### Given text

OS Grid ref:- SK115811

Eldon HoleEldon HoleEldon Hole, an alarming, evil-looking chasm, was named as one of the seven wonders of the Peak District by the philosopher Thomas Hobbes in 1636, the other six wonders of the Peak are said to be Peak Cavern, at Castleton, Poole’s Cavern, Mam Tor, also known as the 'Shivering Mountain', St Anne’s Well in the spa town of Buxton, magnificent Chatsworth House known as "The Palace of the Peak", the country seat of the Duke of Devonshire and the ebbing and flowing well in Barmough Clough.

At 245 feet in depth, Eldon Hole is deepest pothole in Derbyshire and is situated on the southern side of Eldon Hill, which lies four kilometres to the southwest of the village of Castleton.

The entrance to the hole measures 110 feet in length and is 20 feet wide. A 60 feet pile of stones at the bottom of the hole slope into a large cavern which has a domed roof from which stalactites hang.

### Records provided

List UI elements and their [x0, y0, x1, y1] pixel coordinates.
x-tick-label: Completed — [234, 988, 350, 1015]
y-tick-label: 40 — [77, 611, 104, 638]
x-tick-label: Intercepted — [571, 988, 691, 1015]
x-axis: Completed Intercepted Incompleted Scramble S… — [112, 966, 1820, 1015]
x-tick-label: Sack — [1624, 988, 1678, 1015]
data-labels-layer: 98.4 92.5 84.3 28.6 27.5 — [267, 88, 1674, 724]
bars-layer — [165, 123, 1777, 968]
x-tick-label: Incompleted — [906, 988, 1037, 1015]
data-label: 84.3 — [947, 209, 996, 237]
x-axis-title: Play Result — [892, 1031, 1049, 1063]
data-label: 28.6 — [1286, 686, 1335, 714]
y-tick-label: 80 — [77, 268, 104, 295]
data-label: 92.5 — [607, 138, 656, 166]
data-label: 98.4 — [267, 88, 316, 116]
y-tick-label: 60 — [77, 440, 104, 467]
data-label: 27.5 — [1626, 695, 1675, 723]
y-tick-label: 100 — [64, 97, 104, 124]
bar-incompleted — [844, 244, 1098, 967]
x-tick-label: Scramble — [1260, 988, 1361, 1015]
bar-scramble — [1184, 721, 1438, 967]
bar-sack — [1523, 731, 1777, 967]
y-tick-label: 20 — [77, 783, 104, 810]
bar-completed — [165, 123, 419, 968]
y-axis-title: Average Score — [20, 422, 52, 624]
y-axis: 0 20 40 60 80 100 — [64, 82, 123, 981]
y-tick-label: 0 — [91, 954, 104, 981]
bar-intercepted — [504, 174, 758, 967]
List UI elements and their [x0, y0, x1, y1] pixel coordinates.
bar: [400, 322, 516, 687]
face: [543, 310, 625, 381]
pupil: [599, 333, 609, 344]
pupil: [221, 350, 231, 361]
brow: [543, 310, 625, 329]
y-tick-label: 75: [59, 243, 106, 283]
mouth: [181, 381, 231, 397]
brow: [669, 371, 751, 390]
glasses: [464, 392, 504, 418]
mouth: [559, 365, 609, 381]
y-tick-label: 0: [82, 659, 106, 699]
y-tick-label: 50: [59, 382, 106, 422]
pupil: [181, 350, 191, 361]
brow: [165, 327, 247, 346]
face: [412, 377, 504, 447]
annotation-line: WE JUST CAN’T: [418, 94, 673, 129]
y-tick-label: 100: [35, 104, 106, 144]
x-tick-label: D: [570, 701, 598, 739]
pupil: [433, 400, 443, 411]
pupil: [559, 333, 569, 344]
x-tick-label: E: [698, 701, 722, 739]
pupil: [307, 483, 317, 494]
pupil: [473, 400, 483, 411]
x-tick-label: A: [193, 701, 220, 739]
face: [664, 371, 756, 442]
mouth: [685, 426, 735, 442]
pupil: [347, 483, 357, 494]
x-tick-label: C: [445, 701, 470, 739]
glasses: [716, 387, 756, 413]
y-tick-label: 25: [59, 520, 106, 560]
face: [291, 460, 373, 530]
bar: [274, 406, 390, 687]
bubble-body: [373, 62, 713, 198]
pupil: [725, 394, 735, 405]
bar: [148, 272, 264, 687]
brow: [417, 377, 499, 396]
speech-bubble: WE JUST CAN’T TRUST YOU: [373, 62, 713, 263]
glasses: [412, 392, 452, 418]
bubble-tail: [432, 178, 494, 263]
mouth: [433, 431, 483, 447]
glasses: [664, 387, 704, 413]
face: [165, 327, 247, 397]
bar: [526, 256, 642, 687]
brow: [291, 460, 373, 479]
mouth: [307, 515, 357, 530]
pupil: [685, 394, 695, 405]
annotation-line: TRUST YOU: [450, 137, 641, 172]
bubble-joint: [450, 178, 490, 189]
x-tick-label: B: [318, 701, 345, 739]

### What is needed
Continue the Eldon Hole text from its last sentence. The rows have nothing to do with the Eldon Hole text.

### Written reply
Pot holes were often seen as the abode of fairies and supernatural beings in the past and Eldon Hole was once thought to be a bottomless refuge for the devil. Legend states that an old woman's goose was once thrown down and emerged days later from Peak Cavern several miles away with “it’s feathers blackened by the fires of hell”!

Local folklore states that a man called Charles Cotton was lowered down the hole in the past on a rope a mile long and still didn't reach the bottom. In Elizabethan times, the Earl of Leicester had a man lowered into the depths of Eldon Hole. He was found to be unconscious when he was raised and died soon afterwards. Investigation in the eighteenth century proved the Hole to be around 60 yards in depth. Today Eldon Hole is quite regularly descended by potholers, but it is still considered dangerous even with modern equipment.